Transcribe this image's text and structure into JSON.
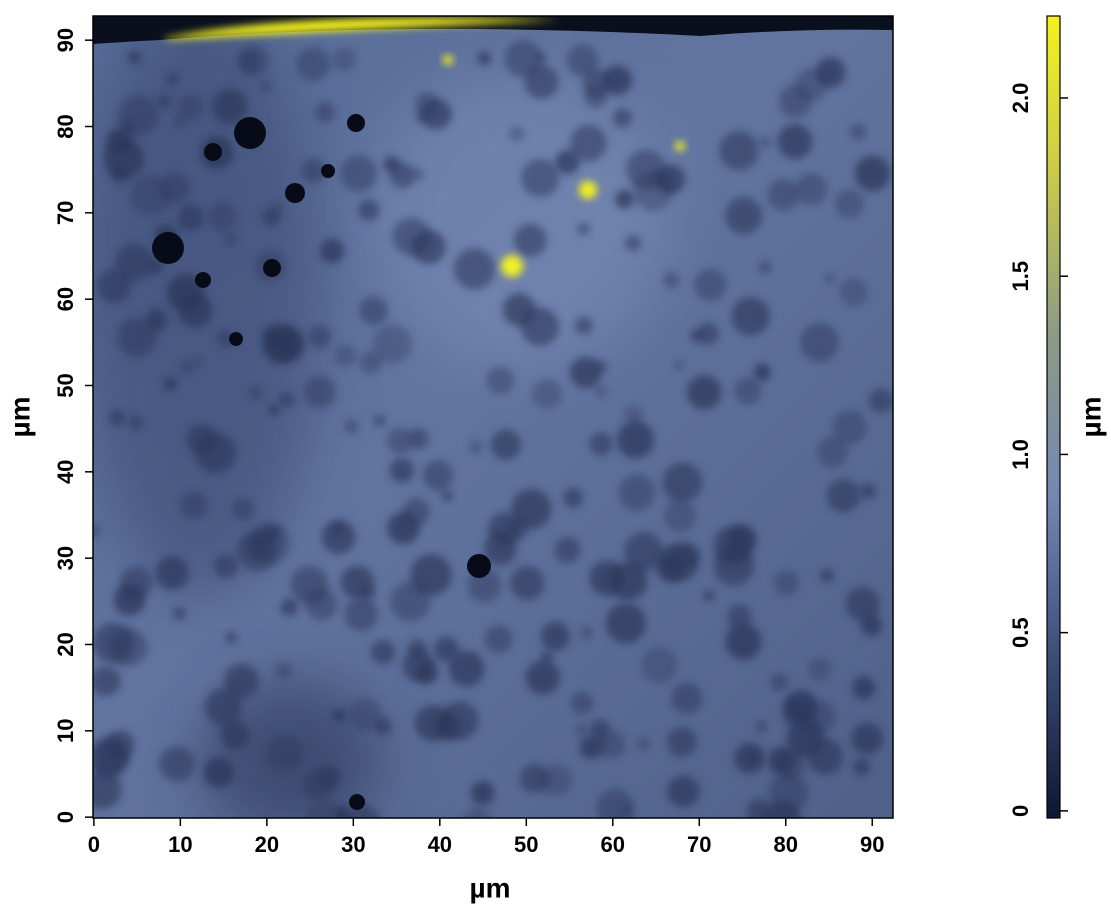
{
  "chart_data": {
    "type": "heatmap",
    "xlabel": "µm",
    "ylabel": "µm",
    "colorbar_label": "µm",
    "xlim": [
      -0.1,
      92.4
    ],
    "ylim": [
      -0.1,
      92.8
    ],
    "xticks": [
      0,
      10,
      20,
      30,
      40,
      50,
      60,
      70,
      80,
      90
    ],
    "yticks": [
      0,
      10,
      20,
      30,
      40,
      50,
      60,
      70,
      80,
      90
    ],
    "clim": [
      -0.02,
      2.23
    ],
    "cticks": [
      0,
      0.5,
      {
        "value": 1,
        "label": "1.0"
      },
      1.5,
      {
        "value": 2,
        "label": "2.0"
      }
    ],
    "colormap": [
      "#0d1733",
      "#3c4d78",
      "#7487b4",
      "#8b9a86",
      "#c9c94a",
      "#f4f21c"
    ]
  }
}
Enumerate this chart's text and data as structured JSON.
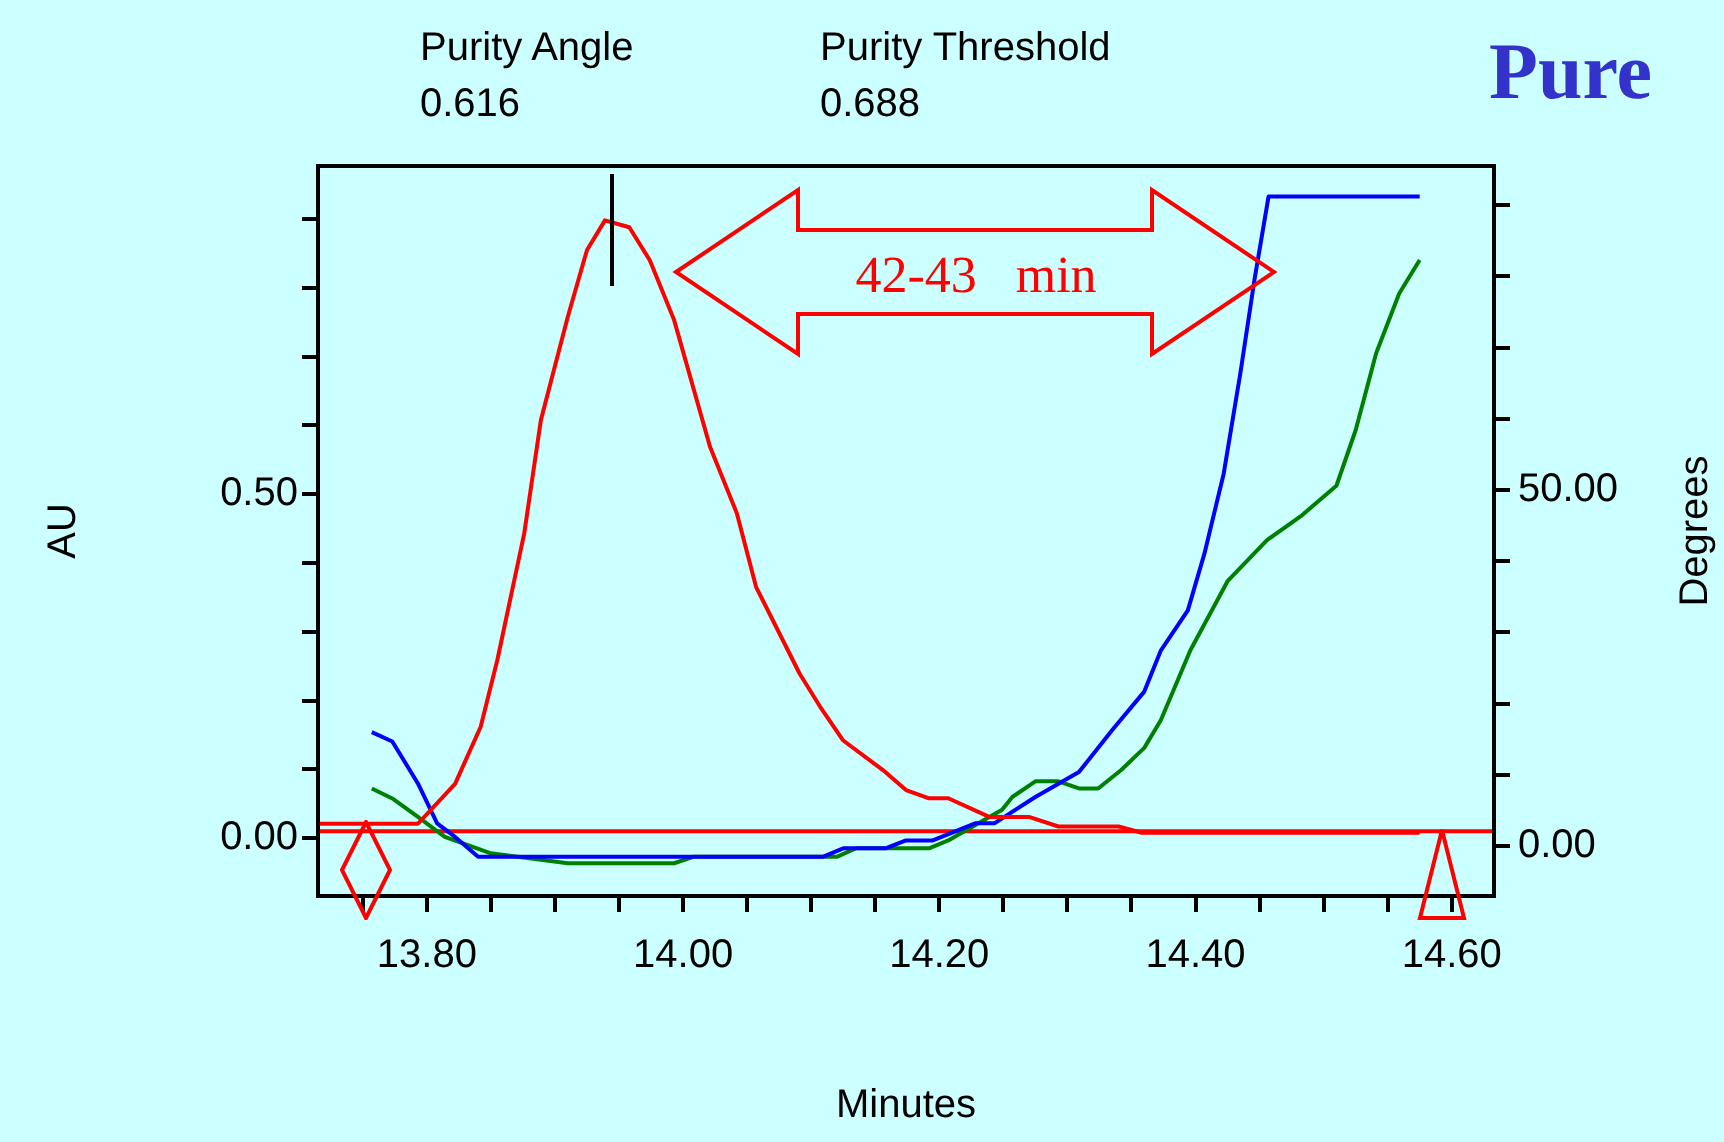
{
  "chart_data": {
    "type": "line",
    "title": "Pure",
    "xlabel": "Minutes",
    "ylabel": "AU",
    "y2label": "Degrees",
    "annotations": [
      "Purity Angle",
      "0.616",
      "Purity Threshold",
      "0.688",
      "42-43   min"
    ],
    "xlim": [
      13.715,
      14.633
    ],
    "xticks": [
      {
        "value": 13.75,
        "label": null
      },
      {
        "value": 13.8,
        "label": "13.80"
      },
      {
        "value": 13.85,
        "label": null
      },
      {
        "value": 13.9,
        "label": null
      },
      {
        "value": 13.95,
        "label": null
      },
      {
        "value": 14.0,
        "label": "14.00"
      },
      {
        "value": 14.05,
        "label": null
      },
      {
        "value": 14.1,
        "label": null
      },
      {
        "value": 14.15,
        "label": null
      },
      {
        "value": 14.2,
        "label": "14.20"
      },
      {
        "value": 14.25,
        "label": null
      },
      {
        "value": 14.3,
        "label": null
      },
      {
        "value": 14.35,
        "label": null
      },
      {
        "value": 14.4,
        "label": "14.40"
      },
      {
        "value": 14.45,
        "label": null
      },
      {
        "value": 14.5,
        "label": null
      },
      {
        "value": 14.55,
        "label": null
      },
      {
        "value": 14.6,
        "label": "14.60"
      }
    ],
    "ylim": [
      -0.084,
      0.977
    ],
    "yticks": [
      {
        "value": 0,
        "label": "0.00"
      },
      {
        "value": 0.1,
        "label": null
      },
      {
        "value": 0.2,
        "label": null
      },
      {
        "value": 0.3,
        "label": null
      },
      {
        "value": 0.4,
        "label": null
      },
      {
        "value": 0.5,
        "label": "0.50"
      },
      {
        "value": 0.6,
        "label": null
      },
      {
        "value": 0.7,
        "label": null
      },
      {
        "value": 0.8,
        "label": null
      },
      {
        "value": 0.9,
        "label": null
      }
    ],
    "y2lim": [
      -7,
      95.5
    ],
    "y2ticks": [
      {
        "value": 0,
        "label": "0.00"
      },
      {
        "value": 10,
        "label": null
      },
      {
        "value": 20,
        "label": null
      },
      {
        "value": 30,
        "label": null
      },
      {
        "value": 40,
        "label": null
      },
      {
        "value": 50,
        "label": "50.00"
      },
      {
        "value": 60,
        "label": null
      },
      {
        "value": 70,
        "label": null
      },
      {
        "value": 80,
        "label": null
      },
      {
        "value": 90,
        "label": null
      }
    ],
    "grid": false,
    "legend": false,
    "marker": "none",
    "line_style": "solid",
    "ref_lines": [
      {
        "axis": "y",
        "value": 0.01,
        "color": "#ff0000"
      }
    ],
    "series": [
      {
        "color": "#ff0000",
        "x": [
          13.716,
          13.793,
          13.822,
          13.842,
          13.855,
          13.876,
          13.889,
          13.91,
          13.925,
          13.939,
          13.958,
          13.974,
          13.993,
          14.021,
          14.042,
          14.057,
          14.091,
          14.107,
          14.125,
          14.156,
          14.174,
          14.192,
          14.207,
          14.239,
          14.27,
          14.293,
          14.34,
          14.358,
          14.575
        ],
        "values": [
          0.021,
          0.021,
          0.079,
          0.162,
          0.259,
          0.443,
          0.608,
          0.758,
          0.855,
          0.898,
          0.888,
          0.84,
          0.753,
          0.569,
          0.472,
          0.365,
          0.239,
          0.191,
          0.142,
          0.099,
          0.07,
          0.058,
          0.058,
          0.031,
          0.031,
          0.017,
          0.017,
          0.008,
          0.008
        ]
      },
      {
        "color": "#0000ff",
        "axis": "y2",
        "x": [
          13.757,
          13.773,
          13.793,
          13.808,
          13.822,
          13.84,
          14.109,
          14.125,
          14.158,
          14.174,
          14.195,
          14.228,
          14.243,
          14.275,
          14.309,
          14.335,
          14.36,
          14.373,
          14.394,
          14.407,
          14.422,
          14.435,
          14.446,
          14.457,
          14.575
        ],
        "values": [
          16.0,
          14.7,
          8.8,
          3.2,
          1.3,
          -1.5,
          -1.5,
          -0.3,
          -0.3,
          0.8,
          0.8,
          3.2,
          3.2,
          6.9,
          10.4,
          16.3,
          21.7,
          27.5,
          33.1,
          41.1,
          52.3,
          66.4,
          79.5,
          91.2,
          91.2
        ]
      },
      {
        "color": "#008000",
        "axis": "y2",
        "x": [
          13.757,
          13.773,
          13.793,
          13.814,
          13.85,
          13.91,
          13.993,
          14.008,
          14.12,
          14.135,
          14.192,
          14.207,
          14.249,
          14.257,
          14.275,
          14.293,
          14.309,
          14.324,
          14.342,
          14.36,
          14.373,
          14.396,
          14.425,
          14.456,
          14.482,
          14.51,
          14.525,
          14.541,
          14.559,
          14.575
        ],
        "values": [
          8.1,
          6.7,
          4.1,
          1.3,
          -1.0,
          -2.4,
          -2.4,
          -1.5,
          -1.5,
          -0.3,
          -0.3,
          0.8,
          5.1,
          6.9,
          9.1,
          9.1,
          8.1,
          8.1,
          10.7,
          13.8,
          17.7,
          27.5,
          37.2,
          43.0,
          46.3,
          50.6,
          58.4,
          69.2,
          77.6,
          82.3
        ]
      }
    ]
  }
}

┄┄┄┄┄┄

- **Task details**
Identify the lines that hold the word "this". Copy every one of them.

- **The answer**
Transcribe this image's text and structure into JSON.
Enumerate this chart's text and data as structured JSON.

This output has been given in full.